### ENTRIES SHOWN
>> START

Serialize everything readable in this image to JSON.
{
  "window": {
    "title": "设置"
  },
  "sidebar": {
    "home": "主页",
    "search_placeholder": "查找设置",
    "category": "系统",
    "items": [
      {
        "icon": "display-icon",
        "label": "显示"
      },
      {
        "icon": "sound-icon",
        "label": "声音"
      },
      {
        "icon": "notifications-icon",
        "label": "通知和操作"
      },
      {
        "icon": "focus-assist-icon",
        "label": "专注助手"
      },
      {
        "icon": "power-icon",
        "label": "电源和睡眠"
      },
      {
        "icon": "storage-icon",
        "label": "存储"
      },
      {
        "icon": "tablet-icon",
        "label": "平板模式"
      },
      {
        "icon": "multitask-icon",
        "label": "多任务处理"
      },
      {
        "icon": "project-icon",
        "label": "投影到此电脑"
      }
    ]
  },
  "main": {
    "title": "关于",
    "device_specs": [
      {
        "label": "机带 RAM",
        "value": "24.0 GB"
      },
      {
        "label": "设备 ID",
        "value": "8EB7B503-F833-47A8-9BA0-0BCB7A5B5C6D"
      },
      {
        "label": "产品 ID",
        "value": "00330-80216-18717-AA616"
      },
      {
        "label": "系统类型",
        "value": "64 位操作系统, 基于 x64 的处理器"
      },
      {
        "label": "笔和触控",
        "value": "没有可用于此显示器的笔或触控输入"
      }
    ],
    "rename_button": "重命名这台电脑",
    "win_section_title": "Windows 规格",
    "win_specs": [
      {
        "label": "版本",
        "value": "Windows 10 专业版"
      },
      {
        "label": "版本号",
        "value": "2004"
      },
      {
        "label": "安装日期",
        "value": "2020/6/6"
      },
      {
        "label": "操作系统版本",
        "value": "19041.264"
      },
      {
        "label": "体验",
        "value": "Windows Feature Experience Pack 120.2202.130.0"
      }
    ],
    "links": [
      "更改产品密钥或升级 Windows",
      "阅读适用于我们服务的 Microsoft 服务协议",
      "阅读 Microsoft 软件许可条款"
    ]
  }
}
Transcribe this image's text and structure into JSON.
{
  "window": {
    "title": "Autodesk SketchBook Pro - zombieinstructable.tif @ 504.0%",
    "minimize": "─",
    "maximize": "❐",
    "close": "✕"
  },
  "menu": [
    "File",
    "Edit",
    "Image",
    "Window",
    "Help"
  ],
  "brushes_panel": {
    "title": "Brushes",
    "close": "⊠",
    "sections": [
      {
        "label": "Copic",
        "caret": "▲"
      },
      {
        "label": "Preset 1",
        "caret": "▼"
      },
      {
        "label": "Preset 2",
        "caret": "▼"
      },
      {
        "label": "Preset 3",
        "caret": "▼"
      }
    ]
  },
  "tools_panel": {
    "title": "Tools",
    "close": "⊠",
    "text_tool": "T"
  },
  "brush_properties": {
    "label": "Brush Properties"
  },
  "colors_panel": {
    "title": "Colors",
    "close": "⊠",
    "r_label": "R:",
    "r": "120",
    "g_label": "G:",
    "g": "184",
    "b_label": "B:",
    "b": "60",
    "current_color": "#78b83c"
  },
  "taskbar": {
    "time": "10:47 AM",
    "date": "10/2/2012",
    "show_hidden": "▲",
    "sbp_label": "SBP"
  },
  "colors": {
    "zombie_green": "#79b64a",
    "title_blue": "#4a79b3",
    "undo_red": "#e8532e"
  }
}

>> END

### EXERCISE
Go through the records above, find every line with the word "Preset", and list those lines.

### SOLUTION BELOW
        "label": "Preset 1",
        "label": "Preset 2",
        "label": "Preset 3",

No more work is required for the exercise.